**Exercise**
From the entries below, count every line that contains the word "marker". Please give the number and nothing else.

**Materials provided**
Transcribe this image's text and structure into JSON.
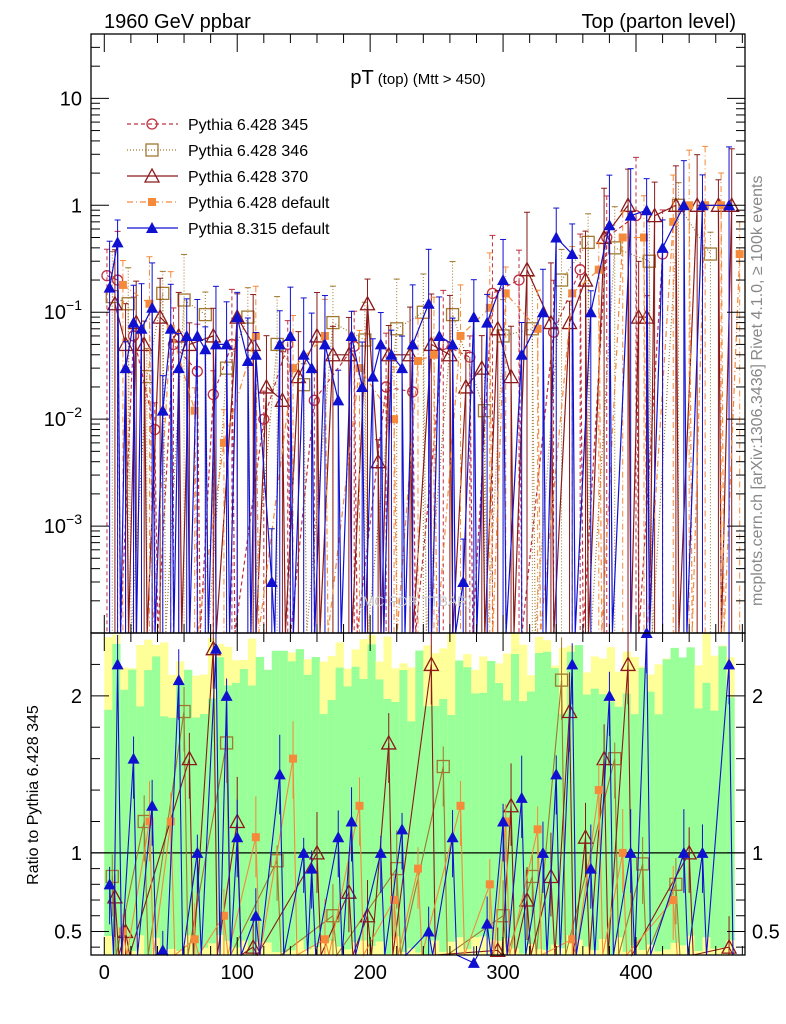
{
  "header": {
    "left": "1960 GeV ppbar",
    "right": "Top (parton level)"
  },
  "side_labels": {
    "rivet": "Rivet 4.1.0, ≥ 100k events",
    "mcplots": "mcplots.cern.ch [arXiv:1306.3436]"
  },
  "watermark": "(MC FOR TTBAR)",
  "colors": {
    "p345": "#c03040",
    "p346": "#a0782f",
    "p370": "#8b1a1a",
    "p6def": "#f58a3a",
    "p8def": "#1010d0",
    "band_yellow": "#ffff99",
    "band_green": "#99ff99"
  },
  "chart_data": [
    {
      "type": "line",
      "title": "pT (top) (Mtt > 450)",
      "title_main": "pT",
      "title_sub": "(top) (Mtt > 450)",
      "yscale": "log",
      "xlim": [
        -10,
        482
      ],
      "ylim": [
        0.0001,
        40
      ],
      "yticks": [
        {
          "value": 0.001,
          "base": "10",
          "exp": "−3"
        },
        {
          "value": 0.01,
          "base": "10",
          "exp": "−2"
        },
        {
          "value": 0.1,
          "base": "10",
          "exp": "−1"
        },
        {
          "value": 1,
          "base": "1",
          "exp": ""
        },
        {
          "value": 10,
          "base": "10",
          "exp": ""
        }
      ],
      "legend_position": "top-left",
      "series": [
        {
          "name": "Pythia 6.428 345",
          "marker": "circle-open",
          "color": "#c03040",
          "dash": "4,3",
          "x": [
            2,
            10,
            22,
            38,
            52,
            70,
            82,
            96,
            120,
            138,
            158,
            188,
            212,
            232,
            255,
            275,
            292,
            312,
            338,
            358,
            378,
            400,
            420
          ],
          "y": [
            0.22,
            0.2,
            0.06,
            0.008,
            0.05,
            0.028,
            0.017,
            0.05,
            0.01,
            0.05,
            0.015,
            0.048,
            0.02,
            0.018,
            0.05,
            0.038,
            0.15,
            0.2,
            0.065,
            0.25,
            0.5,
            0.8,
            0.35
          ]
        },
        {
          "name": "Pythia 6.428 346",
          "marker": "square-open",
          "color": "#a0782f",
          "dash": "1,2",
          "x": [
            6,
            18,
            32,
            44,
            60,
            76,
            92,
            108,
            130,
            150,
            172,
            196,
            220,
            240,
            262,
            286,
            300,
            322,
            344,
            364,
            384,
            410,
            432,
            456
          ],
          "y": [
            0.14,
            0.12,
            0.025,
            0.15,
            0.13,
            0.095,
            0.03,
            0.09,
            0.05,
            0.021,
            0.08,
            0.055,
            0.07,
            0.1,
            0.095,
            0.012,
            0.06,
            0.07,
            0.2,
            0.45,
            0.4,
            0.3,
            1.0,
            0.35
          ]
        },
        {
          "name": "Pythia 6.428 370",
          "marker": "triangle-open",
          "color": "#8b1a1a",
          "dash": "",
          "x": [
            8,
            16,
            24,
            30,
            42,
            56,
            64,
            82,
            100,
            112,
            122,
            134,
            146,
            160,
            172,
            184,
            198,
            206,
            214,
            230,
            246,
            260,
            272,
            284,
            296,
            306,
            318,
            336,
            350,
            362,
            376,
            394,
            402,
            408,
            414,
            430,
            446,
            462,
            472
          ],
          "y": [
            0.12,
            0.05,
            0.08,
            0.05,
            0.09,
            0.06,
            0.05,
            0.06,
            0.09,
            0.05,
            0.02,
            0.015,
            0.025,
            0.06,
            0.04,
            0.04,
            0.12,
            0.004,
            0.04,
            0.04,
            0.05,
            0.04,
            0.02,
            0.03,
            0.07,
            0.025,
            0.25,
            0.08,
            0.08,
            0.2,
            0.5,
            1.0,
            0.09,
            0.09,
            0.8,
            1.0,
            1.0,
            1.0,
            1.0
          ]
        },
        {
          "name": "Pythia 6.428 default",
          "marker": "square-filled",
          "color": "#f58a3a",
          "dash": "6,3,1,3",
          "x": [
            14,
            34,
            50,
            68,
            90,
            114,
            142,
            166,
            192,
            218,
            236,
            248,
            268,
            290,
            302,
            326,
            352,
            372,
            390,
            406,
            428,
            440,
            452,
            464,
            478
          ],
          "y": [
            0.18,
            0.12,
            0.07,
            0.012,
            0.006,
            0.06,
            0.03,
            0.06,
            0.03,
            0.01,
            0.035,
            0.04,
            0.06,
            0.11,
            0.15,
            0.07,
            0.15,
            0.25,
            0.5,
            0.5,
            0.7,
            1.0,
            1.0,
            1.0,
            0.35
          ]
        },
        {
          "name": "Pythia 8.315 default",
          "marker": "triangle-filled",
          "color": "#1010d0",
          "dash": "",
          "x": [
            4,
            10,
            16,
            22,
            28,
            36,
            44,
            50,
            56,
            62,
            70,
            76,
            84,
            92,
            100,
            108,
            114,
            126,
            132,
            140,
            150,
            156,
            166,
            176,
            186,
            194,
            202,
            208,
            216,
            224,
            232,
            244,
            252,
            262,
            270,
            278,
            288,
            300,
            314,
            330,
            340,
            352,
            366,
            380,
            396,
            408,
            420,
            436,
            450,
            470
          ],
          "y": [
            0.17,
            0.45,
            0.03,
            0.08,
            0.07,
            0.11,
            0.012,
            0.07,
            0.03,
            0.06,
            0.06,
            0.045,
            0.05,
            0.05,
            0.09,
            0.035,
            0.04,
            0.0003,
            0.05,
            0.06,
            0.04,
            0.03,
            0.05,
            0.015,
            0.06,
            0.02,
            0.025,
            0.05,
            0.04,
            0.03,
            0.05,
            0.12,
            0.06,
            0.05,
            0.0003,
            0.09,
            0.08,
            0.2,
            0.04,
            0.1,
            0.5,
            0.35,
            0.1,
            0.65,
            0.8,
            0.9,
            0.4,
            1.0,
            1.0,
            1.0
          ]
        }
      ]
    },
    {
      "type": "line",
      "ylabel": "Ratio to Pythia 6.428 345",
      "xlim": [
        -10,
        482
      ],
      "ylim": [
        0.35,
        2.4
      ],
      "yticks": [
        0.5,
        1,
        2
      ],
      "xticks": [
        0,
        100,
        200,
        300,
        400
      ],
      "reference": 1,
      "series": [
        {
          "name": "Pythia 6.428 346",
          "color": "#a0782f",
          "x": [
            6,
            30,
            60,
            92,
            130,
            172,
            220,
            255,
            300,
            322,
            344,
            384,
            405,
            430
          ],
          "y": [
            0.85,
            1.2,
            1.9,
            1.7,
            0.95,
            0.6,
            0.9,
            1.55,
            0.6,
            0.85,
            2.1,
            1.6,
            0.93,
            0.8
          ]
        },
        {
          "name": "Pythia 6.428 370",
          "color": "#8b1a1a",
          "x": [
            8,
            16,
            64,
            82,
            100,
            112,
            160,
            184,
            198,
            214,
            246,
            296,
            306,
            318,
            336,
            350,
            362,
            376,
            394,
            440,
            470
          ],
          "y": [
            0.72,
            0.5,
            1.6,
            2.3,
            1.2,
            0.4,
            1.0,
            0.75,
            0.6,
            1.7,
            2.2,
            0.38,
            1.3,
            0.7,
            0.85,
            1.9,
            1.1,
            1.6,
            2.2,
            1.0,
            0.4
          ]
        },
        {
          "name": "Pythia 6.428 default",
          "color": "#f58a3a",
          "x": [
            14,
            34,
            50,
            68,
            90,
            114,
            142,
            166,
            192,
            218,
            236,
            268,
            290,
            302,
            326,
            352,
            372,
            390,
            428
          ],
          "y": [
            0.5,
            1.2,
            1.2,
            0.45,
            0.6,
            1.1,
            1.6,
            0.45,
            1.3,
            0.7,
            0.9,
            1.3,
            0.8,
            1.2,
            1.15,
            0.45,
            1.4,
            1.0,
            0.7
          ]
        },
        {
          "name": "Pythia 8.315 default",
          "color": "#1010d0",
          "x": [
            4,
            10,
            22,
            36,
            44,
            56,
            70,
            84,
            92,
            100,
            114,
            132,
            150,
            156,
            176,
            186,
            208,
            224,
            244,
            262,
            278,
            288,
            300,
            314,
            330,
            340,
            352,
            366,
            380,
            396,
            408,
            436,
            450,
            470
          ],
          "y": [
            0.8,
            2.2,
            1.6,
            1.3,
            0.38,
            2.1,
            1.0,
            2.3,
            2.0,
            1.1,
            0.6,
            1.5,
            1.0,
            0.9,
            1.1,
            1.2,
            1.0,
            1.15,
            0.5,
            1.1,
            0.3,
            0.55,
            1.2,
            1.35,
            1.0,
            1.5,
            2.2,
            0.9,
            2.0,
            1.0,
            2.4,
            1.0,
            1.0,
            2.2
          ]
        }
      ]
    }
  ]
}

**Exercise output**
5